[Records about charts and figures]
____

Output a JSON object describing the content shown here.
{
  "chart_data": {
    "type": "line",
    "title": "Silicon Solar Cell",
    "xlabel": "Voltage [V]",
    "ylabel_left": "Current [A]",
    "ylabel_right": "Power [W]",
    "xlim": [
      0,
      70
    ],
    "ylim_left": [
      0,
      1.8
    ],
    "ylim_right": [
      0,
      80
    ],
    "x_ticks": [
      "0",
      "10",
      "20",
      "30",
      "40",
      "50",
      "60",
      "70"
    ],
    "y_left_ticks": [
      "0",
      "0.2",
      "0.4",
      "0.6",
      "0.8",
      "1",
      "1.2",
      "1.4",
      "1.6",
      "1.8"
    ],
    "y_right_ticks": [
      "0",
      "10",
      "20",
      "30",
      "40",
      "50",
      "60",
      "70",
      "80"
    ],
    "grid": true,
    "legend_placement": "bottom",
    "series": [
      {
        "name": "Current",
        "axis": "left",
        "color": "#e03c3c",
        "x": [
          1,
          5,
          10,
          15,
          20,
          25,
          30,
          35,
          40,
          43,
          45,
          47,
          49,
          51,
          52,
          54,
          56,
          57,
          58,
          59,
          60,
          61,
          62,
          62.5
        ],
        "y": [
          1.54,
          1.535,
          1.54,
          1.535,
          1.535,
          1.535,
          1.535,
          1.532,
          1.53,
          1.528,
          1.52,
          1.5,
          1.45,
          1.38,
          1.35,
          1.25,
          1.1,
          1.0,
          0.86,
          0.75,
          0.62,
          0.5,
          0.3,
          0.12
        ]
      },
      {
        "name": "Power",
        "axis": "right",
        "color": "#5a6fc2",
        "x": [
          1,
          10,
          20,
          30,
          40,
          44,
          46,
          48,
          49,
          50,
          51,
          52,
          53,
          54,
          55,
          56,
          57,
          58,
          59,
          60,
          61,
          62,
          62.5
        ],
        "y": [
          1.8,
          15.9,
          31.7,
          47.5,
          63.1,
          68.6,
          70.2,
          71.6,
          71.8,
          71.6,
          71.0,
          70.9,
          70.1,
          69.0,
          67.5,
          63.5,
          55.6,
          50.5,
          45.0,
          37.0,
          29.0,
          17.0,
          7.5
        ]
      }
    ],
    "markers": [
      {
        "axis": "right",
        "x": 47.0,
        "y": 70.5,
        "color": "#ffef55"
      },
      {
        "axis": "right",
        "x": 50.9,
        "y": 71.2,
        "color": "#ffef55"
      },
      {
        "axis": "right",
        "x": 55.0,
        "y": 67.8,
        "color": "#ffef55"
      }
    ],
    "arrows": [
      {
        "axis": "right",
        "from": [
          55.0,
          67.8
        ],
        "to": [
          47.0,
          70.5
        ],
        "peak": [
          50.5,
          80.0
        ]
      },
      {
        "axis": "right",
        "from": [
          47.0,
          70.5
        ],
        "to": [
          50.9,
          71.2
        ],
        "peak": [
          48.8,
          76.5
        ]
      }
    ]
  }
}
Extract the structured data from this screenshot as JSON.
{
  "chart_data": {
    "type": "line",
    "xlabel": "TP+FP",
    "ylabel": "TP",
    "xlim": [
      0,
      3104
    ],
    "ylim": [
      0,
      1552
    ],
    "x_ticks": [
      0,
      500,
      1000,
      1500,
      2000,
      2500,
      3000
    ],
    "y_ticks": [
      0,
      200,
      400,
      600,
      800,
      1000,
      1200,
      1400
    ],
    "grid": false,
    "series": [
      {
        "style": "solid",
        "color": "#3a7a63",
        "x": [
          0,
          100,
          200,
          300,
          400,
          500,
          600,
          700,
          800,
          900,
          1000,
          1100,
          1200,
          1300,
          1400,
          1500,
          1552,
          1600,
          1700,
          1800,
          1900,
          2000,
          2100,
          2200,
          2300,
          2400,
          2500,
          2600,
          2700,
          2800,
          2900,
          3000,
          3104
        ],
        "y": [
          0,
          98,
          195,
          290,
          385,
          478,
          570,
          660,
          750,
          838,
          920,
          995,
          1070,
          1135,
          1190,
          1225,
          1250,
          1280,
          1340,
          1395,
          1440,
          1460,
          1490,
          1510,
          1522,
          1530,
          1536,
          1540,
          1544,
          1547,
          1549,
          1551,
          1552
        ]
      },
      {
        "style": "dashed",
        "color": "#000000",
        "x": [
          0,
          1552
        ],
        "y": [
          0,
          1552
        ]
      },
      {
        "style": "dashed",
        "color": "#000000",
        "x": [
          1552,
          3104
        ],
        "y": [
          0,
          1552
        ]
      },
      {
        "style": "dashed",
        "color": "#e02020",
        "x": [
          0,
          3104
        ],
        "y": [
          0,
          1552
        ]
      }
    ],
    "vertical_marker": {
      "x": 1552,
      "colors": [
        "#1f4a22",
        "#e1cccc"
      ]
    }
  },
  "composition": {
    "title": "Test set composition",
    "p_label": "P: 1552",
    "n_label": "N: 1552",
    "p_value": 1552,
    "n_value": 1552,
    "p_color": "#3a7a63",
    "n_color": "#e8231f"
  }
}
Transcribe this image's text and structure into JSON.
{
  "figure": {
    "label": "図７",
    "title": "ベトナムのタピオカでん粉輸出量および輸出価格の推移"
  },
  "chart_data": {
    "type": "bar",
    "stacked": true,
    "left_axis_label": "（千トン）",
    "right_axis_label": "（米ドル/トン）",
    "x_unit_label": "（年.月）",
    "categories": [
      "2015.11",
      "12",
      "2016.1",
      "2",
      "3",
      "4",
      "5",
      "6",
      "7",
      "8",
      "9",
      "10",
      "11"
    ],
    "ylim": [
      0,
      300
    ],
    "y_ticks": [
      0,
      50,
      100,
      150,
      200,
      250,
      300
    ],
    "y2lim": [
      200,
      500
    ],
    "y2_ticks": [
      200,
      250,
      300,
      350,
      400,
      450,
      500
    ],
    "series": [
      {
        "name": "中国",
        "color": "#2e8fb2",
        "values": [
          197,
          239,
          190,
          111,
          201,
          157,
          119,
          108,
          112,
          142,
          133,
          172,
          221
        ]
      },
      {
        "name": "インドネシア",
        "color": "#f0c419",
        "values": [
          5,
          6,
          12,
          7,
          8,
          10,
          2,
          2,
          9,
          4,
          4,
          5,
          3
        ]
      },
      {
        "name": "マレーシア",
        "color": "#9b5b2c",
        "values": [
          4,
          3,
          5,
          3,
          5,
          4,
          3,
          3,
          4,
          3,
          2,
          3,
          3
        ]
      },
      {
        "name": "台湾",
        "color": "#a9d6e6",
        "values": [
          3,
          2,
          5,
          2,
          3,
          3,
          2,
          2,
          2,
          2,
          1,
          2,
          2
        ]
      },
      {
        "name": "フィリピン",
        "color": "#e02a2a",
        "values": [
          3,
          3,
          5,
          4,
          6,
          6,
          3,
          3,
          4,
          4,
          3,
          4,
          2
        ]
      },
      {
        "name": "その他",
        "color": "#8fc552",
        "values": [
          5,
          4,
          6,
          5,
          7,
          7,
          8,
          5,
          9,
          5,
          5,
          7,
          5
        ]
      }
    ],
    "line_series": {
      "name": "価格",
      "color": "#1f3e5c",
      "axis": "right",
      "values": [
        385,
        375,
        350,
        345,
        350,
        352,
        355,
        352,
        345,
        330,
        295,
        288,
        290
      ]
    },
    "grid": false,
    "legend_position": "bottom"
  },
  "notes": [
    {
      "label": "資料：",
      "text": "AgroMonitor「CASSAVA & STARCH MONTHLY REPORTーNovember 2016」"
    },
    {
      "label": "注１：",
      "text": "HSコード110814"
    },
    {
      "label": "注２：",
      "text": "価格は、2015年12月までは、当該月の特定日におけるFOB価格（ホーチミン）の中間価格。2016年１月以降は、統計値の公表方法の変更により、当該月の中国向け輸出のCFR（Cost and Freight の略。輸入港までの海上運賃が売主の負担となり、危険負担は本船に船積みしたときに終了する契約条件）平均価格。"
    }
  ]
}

____

## DIRECTIVE
Copy out every line in the listing where the word "JSON" appears.

## WRITTEN REPLY
Output a JSON object describing the content shown here.
Extract the structured data from this screenshot as JSON.
Transcribe this image's text and structure into JSON.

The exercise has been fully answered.